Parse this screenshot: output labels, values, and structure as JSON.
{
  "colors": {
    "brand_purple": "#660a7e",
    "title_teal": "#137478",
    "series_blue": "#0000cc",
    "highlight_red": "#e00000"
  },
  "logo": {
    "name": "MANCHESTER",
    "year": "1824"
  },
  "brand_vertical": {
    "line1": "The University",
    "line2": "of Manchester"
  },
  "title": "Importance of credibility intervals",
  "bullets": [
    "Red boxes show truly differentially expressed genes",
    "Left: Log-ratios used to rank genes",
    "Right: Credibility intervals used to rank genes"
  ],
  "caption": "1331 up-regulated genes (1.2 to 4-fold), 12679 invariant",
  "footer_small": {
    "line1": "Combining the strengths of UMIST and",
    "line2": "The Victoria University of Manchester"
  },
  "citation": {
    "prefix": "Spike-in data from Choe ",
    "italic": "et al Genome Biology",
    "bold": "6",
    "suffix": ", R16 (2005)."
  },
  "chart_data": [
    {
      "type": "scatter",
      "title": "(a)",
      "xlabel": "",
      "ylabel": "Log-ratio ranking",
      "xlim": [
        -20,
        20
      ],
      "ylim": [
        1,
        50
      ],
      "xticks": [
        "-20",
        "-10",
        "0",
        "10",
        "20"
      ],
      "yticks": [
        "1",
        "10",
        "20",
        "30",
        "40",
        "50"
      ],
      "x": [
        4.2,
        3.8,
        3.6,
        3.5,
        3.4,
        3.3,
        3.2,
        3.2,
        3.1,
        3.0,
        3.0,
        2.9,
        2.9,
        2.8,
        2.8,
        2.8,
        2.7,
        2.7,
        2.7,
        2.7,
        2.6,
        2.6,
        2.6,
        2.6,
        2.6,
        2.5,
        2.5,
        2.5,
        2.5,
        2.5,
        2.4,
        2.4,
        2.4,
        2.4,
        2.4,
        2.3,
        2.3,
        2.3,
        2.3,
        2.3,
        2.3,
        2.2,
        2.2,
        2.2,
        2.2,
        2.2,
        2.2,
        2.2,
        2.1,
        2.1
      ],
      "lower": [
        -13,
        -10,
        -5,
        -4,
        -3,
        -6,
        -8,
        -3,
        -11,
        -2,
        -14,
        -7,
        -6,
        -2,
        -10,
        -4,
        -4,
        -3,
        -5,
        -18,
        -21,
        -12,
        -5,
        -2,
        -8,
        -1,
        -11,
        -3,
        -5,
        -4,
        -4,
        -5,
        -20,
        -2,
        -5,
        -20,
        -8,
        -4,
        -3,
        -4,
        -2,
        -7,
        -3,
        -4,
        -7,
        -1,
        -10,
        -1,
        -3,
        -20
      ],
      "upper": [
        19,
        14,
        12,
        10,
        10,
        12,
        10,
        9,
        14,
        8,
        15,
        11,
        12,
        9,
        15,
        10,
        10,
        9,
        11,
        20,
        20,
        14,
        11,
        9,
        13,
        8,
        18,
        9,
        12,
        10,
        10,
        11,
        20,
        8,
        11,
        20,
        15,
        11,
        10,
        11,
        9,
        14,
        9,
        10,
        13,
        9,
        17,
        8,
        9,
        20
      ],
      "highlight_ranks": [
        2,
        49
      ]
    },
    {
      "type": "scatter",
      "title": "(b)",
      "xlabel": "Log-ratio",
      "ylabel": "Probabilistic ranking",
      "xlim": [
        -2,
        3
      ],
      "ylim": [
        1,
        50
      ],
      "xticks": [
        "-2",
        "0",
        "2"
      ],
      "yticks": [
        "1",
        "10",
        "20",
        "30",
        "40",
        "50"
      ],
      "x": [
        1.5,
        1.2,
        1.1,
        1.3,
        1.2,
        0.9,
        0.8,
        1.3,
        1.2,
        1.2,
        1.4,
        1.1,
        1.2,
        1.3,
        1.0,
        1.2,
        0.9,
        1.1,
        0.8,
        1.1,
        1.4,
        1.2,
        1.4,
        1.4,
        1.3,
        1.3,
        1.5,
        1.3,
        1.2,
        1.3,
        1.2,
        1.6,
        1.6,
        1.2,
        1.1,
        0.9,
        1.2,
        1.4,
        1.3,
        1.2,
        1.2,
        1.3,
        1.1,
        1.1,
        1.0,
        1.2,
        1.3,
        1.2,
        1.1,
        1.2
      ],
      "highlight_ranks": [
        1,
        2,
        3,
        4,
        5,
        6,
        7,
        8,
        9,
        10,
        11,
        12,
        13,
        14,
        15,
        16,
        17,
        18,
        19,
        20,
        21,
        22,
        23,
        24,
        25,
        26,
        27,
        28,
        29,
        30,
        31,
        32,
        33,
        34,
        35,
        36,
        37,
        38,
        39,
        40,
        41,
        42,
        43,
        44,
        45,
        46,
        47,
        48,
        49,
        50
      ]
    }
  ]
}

********************

• _Task prompt_: An exact copy of the data, with every line intact, is the required answer.

• _Answer section_:
Parse this screenshot: output labels, values, and structure as JSON.
{
  "colors": {
    "brand_purple": "#660a7e",
    "title_teal": "#137478",
    "series_blue": "#0000cc",
    "highlight_red": "#e00000"
  },
  "logo": {
    "name": "MANCHESTER",
    "year": "1824"
  },
  "brand_vertical": {
    "line1": "The University",
    "line2": "of Manchester"
  },
  "title": "Importance of credibility intervals",
  "bullets": [
    "Red boxes show truly differentially expressed genes",
    "Left: Log-ratios used to rank genes",
    "Right: Credibility intervals used to rank genes"
  ],
  "caption": "1331 up-regulated genes (1.2 to 4-fold), 12679 invariant",
  "footer_small": {
    "line1": "Combining the strengths of UMIST and",
    "line2": "The Victoria University of Manchester"
  },
  "citation": {
    "prefix": "Spike-in data from Choe ",
    "italic": "et al Genome Biology",
    "bold": "6",
    "suffix": ", R16 (2005)."
  },
  "chart_data": [
    {
      "type": "scatter",
      "title": "(a)",
      "xlabel": "",
      "ylabel": "Log-ratio ranking",
      "xlim": [
        -20,
        20
      ],
      "ylim": [
        1,
        50
      ],
      "xticks": [
        "-20",
        "-10",
        "0",
        "10",
        "20"
      ],
      "yticks": [
        "1",
        "10",
        "20",
        "30",
        "40",
        "50"
      ],
      "x": [
        4.2,
        3.8,
        3.6,
        3.5,
        3.4,
        3.3,
        3.2,
        3.2,
        3.1,
        3.0,
        3.0,
        2.9,
        2.9,
        2.8,
        2.8,
        2.8,
        2.7,
        2.7,
        2.7,
        2.7,
        2.6,
        2.6,
        2.6,
        2.6,
        2.6,
        2.5,
        2.5,
        2.5,
        2.5,
        2.5,
        2.4,
        2.4,
        2.4,
        2.4,
        2.4,
        2.3,
        2.3,
        2.3,
        2.3,
        2.3,
        2.3,
        2.2,
        2.2,
        2.2,
        2.2,
        2.2,
        2.2,
        2.2,
        2.1,
        2.1
      ],
      "lower": [
        -13,
        -10,
        -5,
        -4,
        -3,
        -6,
        -8,
        -3,
        -11,
        -2,
        -14,
        -7,
        -6,
        -2,
        -10,
        -4,
        -4,
        -3,
        -5,
        -18,
        -21,
        -12,
        -5,
        -2,
        -8,
        -1,
        -11,
        -3,
        -5,
        -4,
        -4,
        -5,
        -20,
        -2,
        -5,
        -20,
        -8,
        -4,
        -3,
        -4,
        -2,
        -7,
        -3,
        -4,
        -7,
        -1,
        -10,
        -1,
        -3,
        -20
      ],
      "upper": [
        19,
        14,
        12,
        10,
        10,
        12,
        10,
        9,
        14,
        8,
        15,
        11,
        12,
        9,
        15,
        10,
        10,
        9,
        11,
        20,
        20,
        14,
        11,
        9,
        13,
        8,
        18,
        9,
        12,
        10,
        10,
        11,
        20,
        8,
        11,
        20,
        15,
        11,
        10,
        11,
        9,
        14,
        9,
        10,
        13,
        9,
        17,
        8,
        9,
        20
      ],
      "highlight_ranks": [
        2,
        49
      ]
    },
    {
      "type": "scatter",
      "title": "(b)",
      "xlabel": "Log-ratio",
      "ylabel": "Probabilistic ranking",
      "xlim": [
        -2,
        3
      ],
      "ylim": [
        1,
        50
      ],
      "xticks": [
        "-2",
        "0",
        "2"
      ],
      "yticks": [
        "1",
        "10",
        "20",
        "30",
        "40",
        "50"
      ],
      "x": [
        1.5,
        1.2,
        1.1,
        1.3,
        1.2,
        0.9,
        0.8,
        1.3,
        1.2,
        1.2,
        1.4,
        1.1,
        1.2,
        1.3,
        1.0,
        1.2,
        0.9,
        1.1,
        0.8,
        1.1,
        1.4,
        1.2,
        1.4,
        1.4,
        1.3,
        1.3,
        1.5,
        1.3,
        1.2,
        1.3,
        1.2,
        1.6,
        1.6,
        1.2,
        1.1,
        0.9,
        1.2,
        1.4,
        1.3,
        1.2,
        1.2,
        1.3,
        1.1,
        1.1,
        1.0,
        1.2,
        1.3,
        1.2,
        1.1,
        1.2
      ],
      "highlight_ranks": [
        1,
        2,
        3,
        4,
        5,
        6,
        7,
        8,
        9,
        10,
        11,
        12,
        13,
        14,
        15,
        16,
        17,
        18,
        19,
        20,
        21,
        22,
        23,
        24,
        25,
        26,
        27,
        28,
        29,
        30,
        31,
        32,
        33,
        34,
        35,
        36,
        37,
        38,
        39,
        40,
        41,
        42,
        43,
        44,
        45,
        46,
        47,
        48,
        49,
        50
      ]
    }
  ]
}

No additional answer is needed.